Given information:

■ ■ ■ ■ ■ ■ ■

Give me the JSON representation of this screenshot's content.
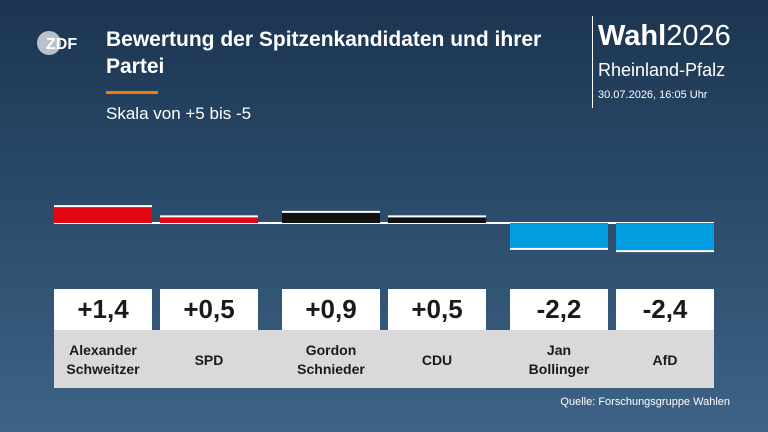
{
  "header": {
    "logo_text": "ZDF",
    "title": "Bewertung der Spitzenkandidaten und ihrer Partei",
    "subtitle": "Skala von +5 bis -5"
  },
  "brand": {
    "prefix": "Wahl",
    "year": "2026",
    "region": "Rheinland-Pfalz",
    "timestamp": "30.07.2026, 16:05 Uhr"
  },
  "chart_data": {
    "type": "bar",
    "title": "Bewertung der Spitzenkandidaten und ihrer Partei",
    "subtitle": "Skala von +5 bis -5",
    "ylim": [
      -5,
      5
    ],
    "categories": [
      "Alexander\nSchweitzer",
      "SPD",
      "Gordon\nSchnieder",
      "CDU",
      "Jan\nBollinger",
      "AfD"
    ],
    "values": [
      1.4,
      0.5,
      0.9,
      0.5,
      -2.2,
      -2.4
    ],
    "value_labels": [
      "+1,4",
      "+0,5",
      "+0,9",
      "+0,5",
      "-2,2",
      "-2,4"
    ],
    "colors": [
      "#e30613",
      "#e30613",
      "#111111",
      "#111111",
      "#009ee0",
      "#009ee0"
    ]
  },
  "footer": {
    "source": "Quelle: Forschungsgruppe Wahlen"
  }
}
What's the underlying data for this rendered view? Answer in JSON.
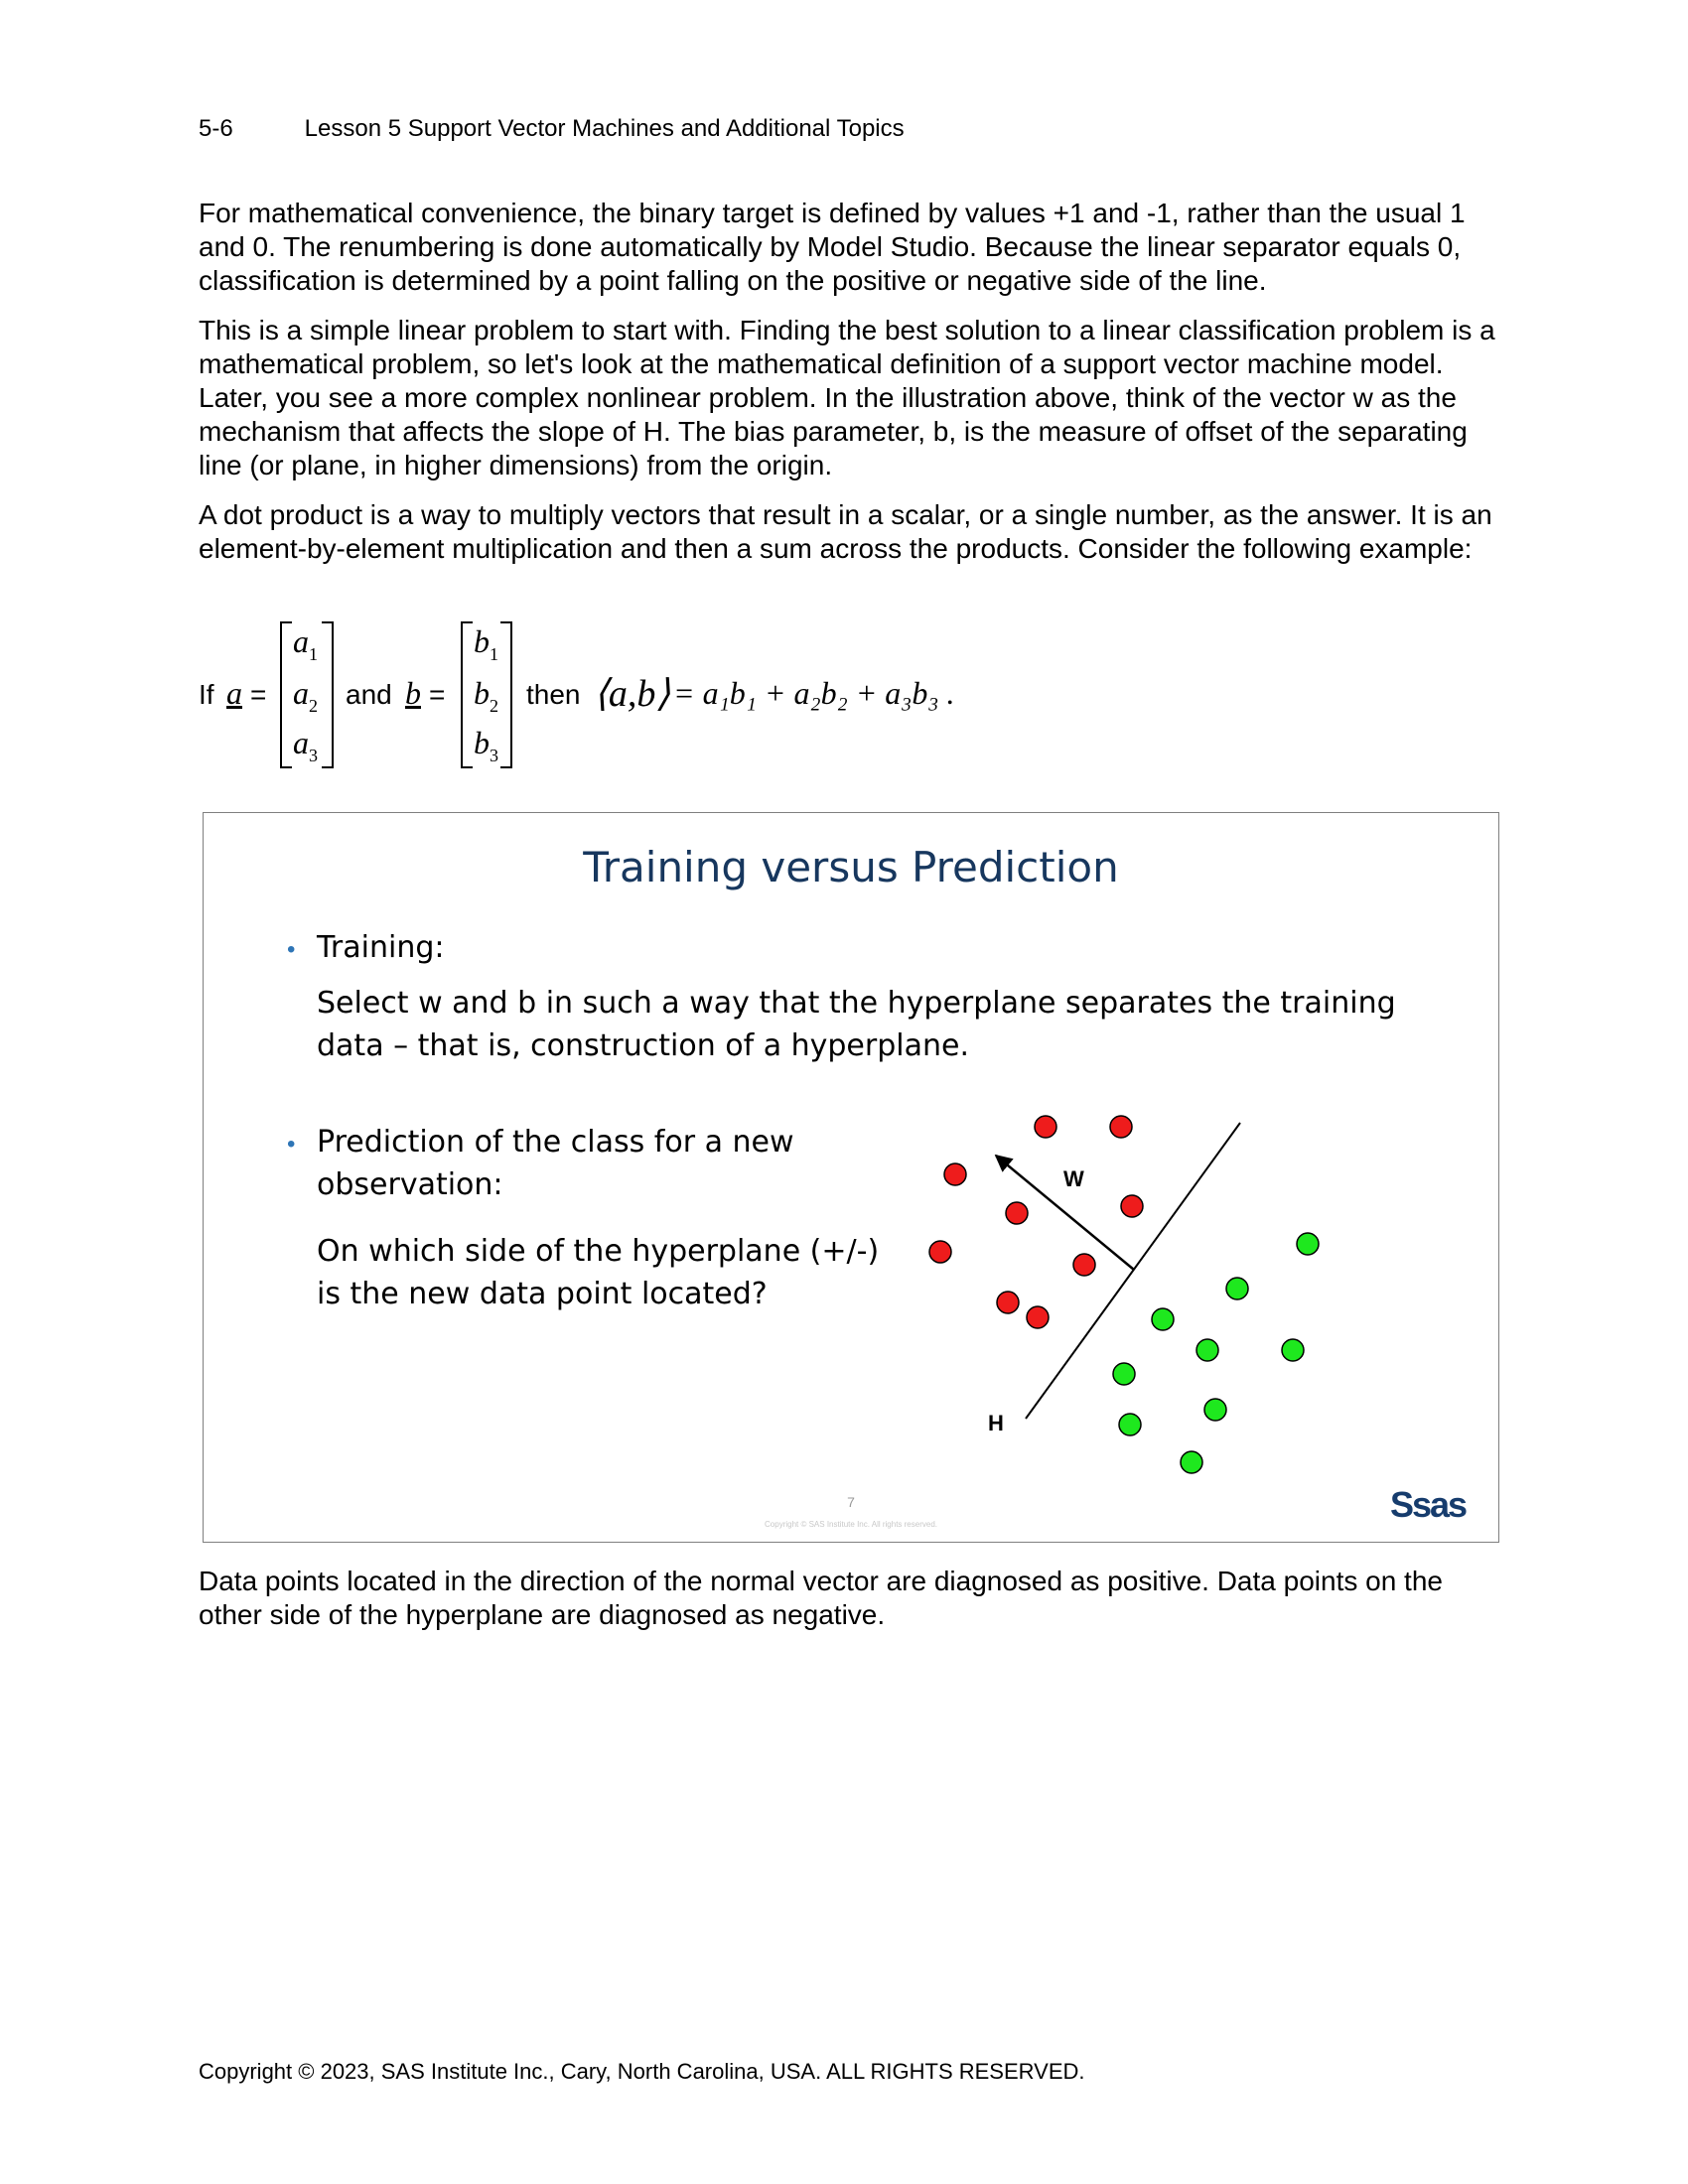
{
  "header": {
    "page_number": "5-6",
    "lesson_title": "Lesson 5  Support Vector Machines and Additional Topics"
  },
  "paragraphs": [
    "For mathematical convenience, the binary target is defined by values +1 and -1, rather than the usual 1 and 0. The renumbering is done automatically by Model Studio. Because the linear separator equals 0, classification is determined by a point falling on the positive or negative side of the line.",
    "This is a simple linear problem to start with. Finding the best solution to a linear classification problem is a mathematical problem, so let's look at the mathematical definition of a support vector machine model. Later, you see a more complex nonlinear problem. In the illustration above, think of the vector w as the mechanism that affects the slope of H. The bias parameter, b, is the measure of offset of the separating line (or plane, in higher dimensions) from the origin.",
    "A dot product is a way to multiply vectors that result in a scalar, or a single number, as the answer. It is an element-by-element multiplication and then a sum across the products. Consider the following example:"
  ],
  "equation": {
    "if_text": "If",
    "vec_a": "a",
    "equals": "=",
    "and_text": "and",
    "vec_b": "b",
    "then_text": "then",
    "a_entries": [
      "a",
      "a",
      "a"
    ],
    "b_entries": [
      "b",
      "b",
      "b"
    ],
    "subs": [
      "1",
      "2",
      "3"
    ],
    "inner_product": "⟨a,b⟩",
    "result": "= a₁b₁ + a₂b₂ + a₃b₃ ."
  },
  "slide": {
    "title": "Training versus Prediction",
    "bullet1_heading": "Training:",
    "bullet1_line1": "Select w and b in such a way that the hyperplane separates the training",
    "bullet1_line2": "data – that is, construction of a hyperplane.",
    "bullet2_line1": "Prediction of the class for a new",
    "bullet2_line2": "observation:",
    "bullet2_q1": "On which side of the hyperplane (+/-)",
    "bullet2_q2": "is the new data point located?",
    "diagram": {
      "w_label": "W",
      "h_label": "H",
      "negative_color": "#ee1c1c",
      "positive_color": "#1ee81e"
    },
    "slide_number": "7",
    "slide_copyright": "Copyright © SAS Institute Inc. All rights reserved.",
    "logo_text": "Ssas"
  },
  "closing_paragraph": "Data points located in the direction of the normal vector are diagnosed as positive. Data points on the other side of the hyperplane are diagnosed as negative.",
  "footer": "Copyright © 2023, SAS Institute Inc., Cary, North Carolina, USA. ALL RIGHTS RESERVED."
}
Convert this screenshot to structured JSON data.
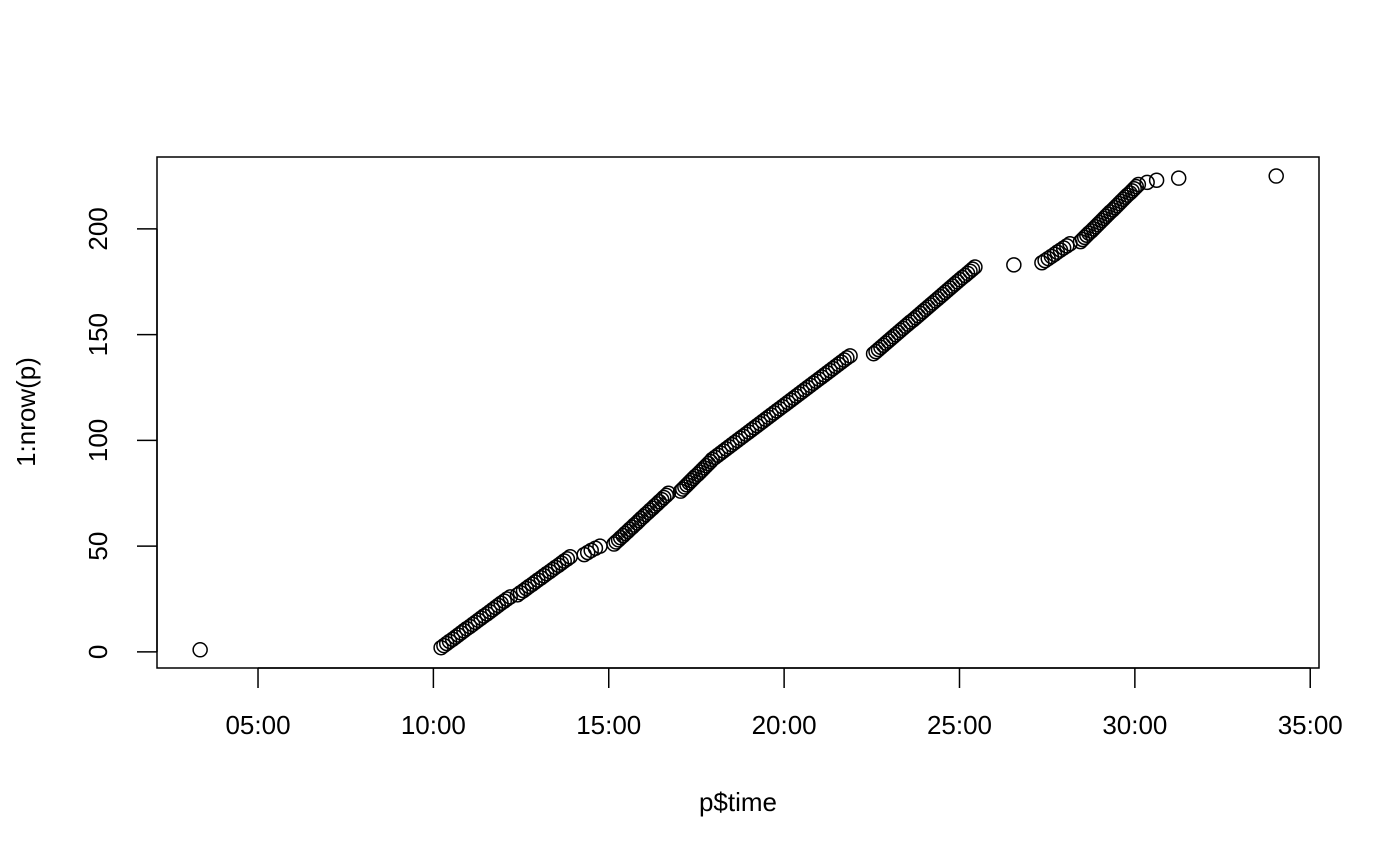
{
  "chart_data": {
    "type": "scatter",
    "x_label": "p$time",
    "y_label": "1:nrow(p)",
    "xlim": [
      2.12,
      35.25
    ],
    "ylim": [
      -7.6,
      234
    ],
    "xticks": [
      {
        "value": 5,
        "label": "05:00"
      },
      {
        "value": 10,
        "label": "10:00"
      },
      {
        "value": 15,
        "label": "15:00"
      },
      {
        "value": 20,
        "label": "20:00"
      },
      {
        "value": 25,
        "label": "25:00"
      },
      {
        "value": 30,
        "label": "30:00"
      },
      {
        "value": 35,
        "label": "35:00"
      }
    ],
    "yticks": [
      0,
      50,
      100,
      150,
      200
    ],
    "color": "#000000",
    "x": [
      3.35,
      10.22,
      10.3,
      10.38,
      10.46,
      10.55,
      10.63,
      10.71,
      10.79,
      10.87,
      10.95,
      11.04,
      11.12,
      11.2,
      11.28,
      11.36,
      11.44,
      11.53,
      11.61,
      11.69,
      11.77,
      11.85,
      11.93,
      12.02,
      12.1,
      12.19,
      12.4,
      12.48,
      12.57,
      12.65,
      12.73,
      12.82,
      12.9,
      12.98,
      13.07,
      13.15,
      13.23,
      13.32,
      13.4,
      13.48,
      13.57,
      13.65,
      13.73,
      13.82,
      13.9,
      14.3,
      14.4,
      14.5,
      14.62,
      14.75,
      15.15,
      15.21,
      15.28,
      15.34,
      15.41,
      15.47,
      15.54,
      15.6,
      15.67,
      15.73,
      15.8,
      15.86,
      15.92,
      15.99,
      16.05,
      16.12,
      16.18,
      16.25,
      16.31,
      16.38,
      16.44,
      16.51,
      16.57,
      16.64,
      16.7,
      17.05,
      17.11,
      17.17,
      17.23,
      17.29,
      17.35,
      17.41,
      17.47,
      17.54,
      17.6,
      17.66,
      17.72,
      17.78,
      17.84,
      17.9,
      17.95,
      18.03,
      18.11,
      18.19,
      18.27,
      18.35,
      18.43,
      18.51,
      18.59,
      18.67,
      18.75,
      18.83,
      18.91,
      18.99,
      19.07,
      19.15,
      19.23,
      19.31,
      19.39,
      19.47,
      19.55,
      19.63,
      19.71,
      19.79,
      19.87,
      19.95,
      20.03,
      20.11,
      20.19,
      20.27,
      20.35,
      20.43,
      20.51,
      20.59,
      20.67,
      20.75,
      20.83,
      20.91,
      20.99,
      21.07,
      21.15,
      21.23,
      21.31,
      21.39,
      21.47,
      21.55,
      21.63,
      21.71,
      21.79,
      21.88,
      22.55,
      22.62,
      22.69,
      22.76,
      22.83,
      22.9,
      22.97,
      23.04,
      23.11,
      23.18,
      23.25,
      23.32,
      23.39,
      23.46,
      23.53,
      23.6,
      23.68,
      23.75,
      23.82,
      23.89,
      23.96,
      24.03,
      24.1,
      24.17,
      24.24,
      24.31,
      24.38,
      24.45,
      24.52,
      24.59,
      24.66,
      24.73,
      24.8,
      24.87,
      24.94,
      25.01,
      25.08,
      25.16,
      25.23,
      25.3,
      25.37,
      25.44,
      26.55,
      27.35,
      27.44,
      27.53,
      27.62,
      27.71,
      27.79,
      27.88,
      27.97,
      28.06,
      28.15,
      28.45,
      28.51,
      28.57,
      28.63,
      28.69,
      28.76,
      28.82,
      28.88,
      28.94,
      29.0,
      29.06,
      29.12,
      29.18,
      29.24,
      29.3,
      29.37,
      29.43,
      29.49,
      29.55,
      29.61,
      29.67,
      29.73,
      29.79,
      29.86,
      29.92,
      29.98,
      30.04,
      30.1,
      30.35,
      30.62,
      31.25,
      34.03
    ],
    "values": [
      1,
      2,
      3,
      4,
      5,
      6,
      7,
      8,
      9,
      10,
      11,
      12,
      13,
      14,
      15,
      16,
      17,
      18,
      19,
      20,
      21,
      22,
      23,
      24,
      25,
      26,
      27,
      28,
      29,
      30,
      31,
      32,
      33,
      34,
      35,
      36,
      37,
      38,
      39,
      40,
      41,
      42,
      43,
      44,
      45,
      46,
      47,
      48,
      49,
      50,
      51,
      52,
      53,
      54,
      55,
      56,
      57,
      58,
      59,
      60,
      61,
      62,
      63,
      64,
      65,
      66,
      67,
      68,
      69,
      70,
      71,
      72,
      73,
      74,
      75,
      76,
      77,
      78,
      79,
      80,
      81,
      82,
      83,
      84,
      85,
      86,
      87,
      88,
      89,
      90,
      91,
      92,
      93,
      94,
      95,
      96,
      97,
      98,
      99,
      100,
      101,
      102,
      103,
      104,
      105,
      106,
      107,
      108,
      109,
      110,
      111,
      112,
      113,
      114,
      115,
      116,
      117,
      118,
      119,
      120,
      121,
      122,
      123,
      124,
      125,
      126,
      127,
      128,
      129,
      130,
      131,
      132,
      133,
      134,
      135,
      136,
      137,
      138,
      139,
      140,
      141,
      142,
      143,
      144,
      145,
      146,
      147,
      148,
      149,
      150,
      151,
      152,
      153,
      154,
      155,
      156,
      157,
      158,
      159,
      160,
      161,
      162,
      163,
      164,
      165,
      166,
      167,
      168,
      169,
      170,
      171,
      172,
      173,
      174,
      175,
      176,
      177,
      178,
      179,
      180,
      181,
      182,
      183,
      184,
      185,
      186,
      187,
      188,
      189,
      190,
      191,
      192,
      193,
      194,
      195,
      196,
      197,
      198,
      199,
      200,
      201,
      202,
      203,
      204,
      205,
      206,
      207,
      208,
      209,
      210,
      211,
      212,
      213,
      214,
      215,
      216,
      217,
      218,
      219,
      220,
      221,
      222,
      223,
      224,
      225
    ]
  }
}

■ ■ ■ ■ ■ ■ ■

Exercise description:
Search the entries for the word "Institute", then list each line that holds it.

Answer to this problem:
    "slide_copyright": "Copyright © SAS Institute Inc. All rights reserved.",
  "footer": "Copyright © 2023, SAS Institute Inc., Cary, North Carolina, USA. ALL RIGHTS RESERVED."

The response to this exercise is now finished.